### What you are asked to do
Take every line from the listing below that contains "color".

### The records
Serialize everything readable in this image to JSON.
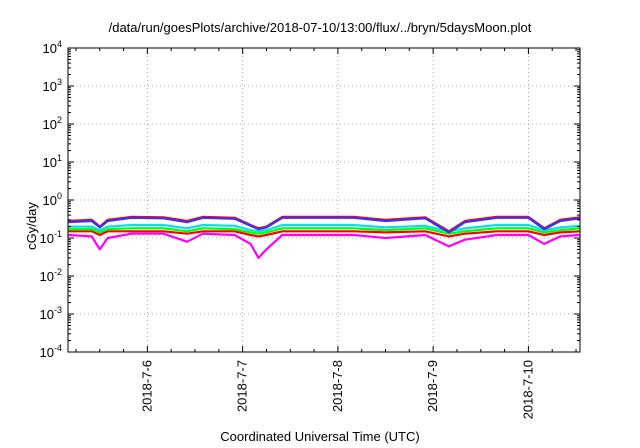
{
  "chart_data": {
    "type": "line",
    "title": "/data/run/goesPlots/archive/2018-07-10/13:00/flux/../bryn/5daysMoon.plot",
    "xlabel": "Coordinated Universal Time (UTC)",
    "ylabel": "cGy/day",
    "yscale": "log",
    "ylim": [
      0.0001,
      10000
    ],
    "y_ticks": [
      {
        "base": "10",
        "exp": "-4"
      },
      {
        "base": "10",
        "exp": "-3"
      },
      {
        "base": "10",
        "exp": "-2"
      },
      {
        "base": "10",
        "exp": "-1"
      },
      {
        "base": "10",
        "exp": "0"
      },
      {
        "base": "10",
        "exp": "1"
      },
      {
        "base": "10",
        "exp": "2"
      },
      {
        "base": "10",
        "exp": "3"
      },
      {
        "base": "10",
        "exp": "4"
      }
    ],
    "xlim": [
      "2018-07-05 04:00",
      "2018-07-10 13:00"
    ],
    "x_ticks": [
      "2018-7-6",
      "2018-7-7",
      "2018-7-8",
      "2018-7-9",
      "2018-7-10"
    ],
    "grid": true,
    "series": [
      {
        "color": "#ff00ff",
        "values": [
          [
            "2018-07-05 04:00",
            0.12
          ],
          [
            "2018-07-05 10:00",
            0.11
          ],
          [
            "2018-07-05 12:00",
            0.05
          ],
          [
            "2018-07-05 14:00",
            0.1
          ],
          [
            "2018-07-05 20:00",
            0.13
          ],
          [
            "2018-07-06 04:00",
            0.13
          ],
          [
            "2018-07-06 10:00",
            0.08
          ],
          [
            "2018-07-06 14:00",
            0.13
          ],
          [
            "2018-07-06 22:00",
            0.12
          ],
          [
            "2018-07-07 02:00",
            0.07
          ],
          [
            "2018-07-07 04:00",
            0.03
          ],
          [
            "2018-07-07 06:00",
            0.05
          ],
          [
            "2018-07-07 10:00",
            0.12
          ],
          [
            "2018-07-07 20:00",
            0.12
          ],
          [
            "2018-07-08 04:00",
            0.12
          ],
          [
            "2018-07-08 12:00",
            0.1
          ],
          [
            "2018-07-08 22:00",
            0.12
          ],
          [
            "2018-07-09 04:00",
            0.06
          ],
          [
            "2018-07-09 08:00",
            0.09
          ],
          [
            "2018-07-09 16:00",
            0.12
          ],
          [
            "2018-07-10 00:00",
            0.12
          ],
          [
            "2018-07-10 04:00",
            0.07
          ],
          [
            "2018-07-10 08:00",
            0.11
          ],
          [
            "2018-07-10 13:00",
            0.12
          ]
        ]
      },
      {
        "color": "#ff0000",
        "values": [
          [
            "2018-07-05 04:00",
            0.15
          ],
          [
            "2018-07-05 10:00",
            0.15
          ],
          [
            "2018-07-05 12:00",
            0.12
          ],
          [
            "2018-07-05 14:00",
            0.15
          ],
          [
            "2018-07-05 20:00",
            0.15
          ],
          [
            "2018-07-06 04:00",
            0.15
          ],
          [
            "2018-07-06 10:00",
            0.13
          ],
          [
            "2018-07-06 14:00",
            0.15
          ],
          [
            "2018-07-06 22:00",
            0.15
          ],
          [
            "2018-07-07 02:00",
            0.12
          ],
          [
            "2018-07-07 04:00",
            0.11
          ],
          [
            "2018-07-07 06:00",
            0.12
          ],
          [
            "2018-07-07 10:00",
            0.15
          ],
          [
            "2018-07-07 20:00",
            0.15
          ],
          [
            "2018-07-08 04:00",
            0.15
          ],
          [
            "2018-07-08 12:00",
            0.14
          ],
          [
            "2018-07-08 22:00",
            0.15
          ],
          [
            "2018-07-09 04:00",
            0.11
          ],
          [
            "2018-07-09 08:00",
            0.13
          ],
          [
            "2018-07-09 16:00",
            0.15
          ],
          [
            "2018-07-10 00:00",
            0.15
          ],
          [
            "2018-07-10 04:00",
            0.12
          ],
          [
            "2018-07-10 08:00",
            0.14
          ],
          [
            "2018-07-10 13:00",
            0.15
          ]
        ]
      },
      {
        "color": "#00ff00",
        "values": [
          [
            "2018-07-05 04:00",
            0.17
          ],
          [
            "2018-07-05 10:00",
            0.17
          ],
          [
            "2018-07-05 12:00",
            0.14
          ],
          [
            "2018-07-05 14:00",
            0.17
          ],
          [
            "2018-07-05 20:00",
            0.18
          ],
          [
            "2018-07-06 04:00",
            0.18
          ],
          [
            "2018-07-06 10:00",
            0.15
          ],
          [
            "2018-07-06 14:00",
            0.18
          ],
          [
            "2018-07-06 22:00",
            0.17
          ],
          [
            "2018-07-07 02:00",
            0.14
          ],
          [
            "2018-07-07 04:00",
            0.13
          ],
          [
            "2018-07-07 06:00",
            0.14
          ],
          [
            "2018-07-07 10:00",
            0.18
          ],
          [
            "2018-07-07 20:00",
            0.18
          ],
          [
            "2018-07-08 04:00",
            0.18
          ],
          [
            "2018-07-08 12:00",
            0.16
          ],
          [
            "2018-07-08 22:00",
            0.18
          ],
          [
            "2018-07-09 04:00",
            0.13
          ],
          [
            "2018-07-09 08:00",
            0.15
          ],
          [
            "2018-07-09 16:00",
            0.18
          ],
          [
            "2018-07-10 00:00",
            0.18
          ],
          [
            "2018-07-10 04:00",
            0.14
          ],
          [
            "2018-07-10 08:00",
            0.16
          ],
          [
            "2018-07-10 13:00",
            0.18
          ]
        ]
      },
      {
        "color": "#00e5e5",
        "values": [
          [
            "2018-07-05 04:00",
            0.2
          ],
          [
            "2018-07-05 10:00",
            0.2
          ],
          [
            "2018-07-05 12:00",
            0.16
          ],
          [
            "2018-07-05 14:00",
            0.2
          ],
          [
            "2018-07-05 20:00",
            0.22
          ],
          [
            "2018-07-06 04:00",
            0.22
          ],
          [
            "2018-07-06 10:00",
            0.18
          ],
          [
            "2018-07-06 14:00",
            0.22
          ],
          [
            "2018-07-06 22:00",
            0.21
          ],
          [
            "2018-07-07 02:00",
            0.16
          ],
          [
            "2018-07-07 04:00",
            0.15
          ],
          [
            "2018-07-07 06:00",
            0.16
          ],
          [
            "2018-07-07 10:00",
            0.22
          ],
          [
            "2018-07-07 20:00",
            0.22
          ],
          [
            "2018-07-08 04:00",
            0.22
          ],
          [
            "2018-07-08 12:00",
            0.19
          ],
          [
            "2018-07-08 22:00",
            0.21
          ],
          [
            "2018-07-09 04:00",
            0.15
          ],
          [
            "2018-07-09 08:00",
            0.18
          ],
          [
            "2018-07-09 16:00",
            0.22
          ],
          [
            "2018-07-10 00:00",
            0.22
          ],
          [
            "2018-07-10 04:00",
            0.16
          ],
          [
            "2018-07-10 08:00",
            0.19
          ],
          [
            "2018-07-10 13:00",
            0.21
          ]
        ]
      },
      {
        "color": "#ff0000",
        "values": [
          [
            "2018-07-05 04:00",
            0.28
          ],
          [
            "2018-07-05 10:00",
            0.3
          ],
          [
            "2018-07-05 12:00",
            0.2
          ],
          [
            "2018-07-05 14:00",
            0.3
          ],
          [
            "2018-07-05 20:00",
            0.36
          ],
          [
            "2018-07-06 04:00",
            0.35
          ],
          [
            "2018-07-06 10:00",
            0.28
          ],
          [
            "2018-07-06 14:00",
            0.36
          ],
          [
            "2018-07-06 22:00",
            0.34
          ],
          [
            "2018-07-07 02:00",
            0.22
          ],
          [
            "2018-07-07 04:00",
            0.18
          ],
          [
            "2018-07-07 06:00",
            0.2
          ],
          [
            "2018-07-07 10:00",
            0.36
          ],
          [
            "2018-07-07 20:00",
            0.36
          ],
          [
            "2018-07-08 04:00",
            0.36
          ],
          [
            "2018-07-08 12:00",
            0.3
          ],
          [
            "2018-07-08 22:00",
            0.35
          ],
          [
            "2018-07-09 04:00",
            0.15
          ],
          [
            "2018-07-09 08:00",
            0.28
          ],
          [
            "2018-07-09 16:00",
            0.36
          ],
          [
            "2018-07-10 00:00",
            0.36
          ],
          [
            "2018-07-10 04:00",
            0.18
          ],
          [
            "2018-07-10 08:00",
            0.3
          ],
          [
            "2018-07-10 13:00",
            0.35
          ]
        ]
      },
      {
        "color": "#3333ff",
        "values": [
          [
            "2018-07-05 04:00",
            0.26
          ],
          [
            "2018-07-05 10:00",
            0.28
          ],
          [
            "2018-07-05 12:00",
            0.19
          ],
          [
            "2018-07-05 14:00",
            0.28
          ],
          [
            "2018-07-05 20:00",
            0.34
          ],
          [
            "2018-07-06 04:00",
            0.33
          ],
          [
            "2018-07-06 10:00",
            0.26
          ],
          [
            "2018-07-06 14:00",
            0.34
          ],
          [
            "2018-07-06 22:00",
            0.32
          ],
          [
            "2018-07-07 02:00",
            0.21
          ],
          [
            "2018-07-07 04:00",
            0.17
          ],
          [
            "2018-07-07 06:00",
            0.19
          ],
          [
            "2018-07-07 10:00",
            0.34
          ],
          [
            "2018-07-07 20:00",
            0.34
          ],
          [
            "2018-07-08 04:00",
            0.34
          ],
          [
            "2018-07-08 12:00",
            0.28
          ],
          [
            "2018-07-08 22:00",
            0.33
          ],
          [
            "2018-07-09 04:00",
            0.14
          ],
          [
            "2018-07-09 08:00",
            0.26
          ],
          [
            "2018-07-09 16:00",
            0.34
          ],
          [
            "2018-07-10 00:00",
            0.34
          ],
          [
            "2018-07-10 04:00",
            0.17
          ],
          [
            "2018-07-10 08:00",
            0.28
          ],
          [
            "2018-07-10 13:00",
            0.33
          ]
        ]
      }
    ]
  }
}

### Full output
        "color": "#ff00ff",
        "color": "#ff0000",
        "color": "#00ff00",
        "color": "#00e5e5",
        "color": "#ff0000",
        "color": "#3333ff",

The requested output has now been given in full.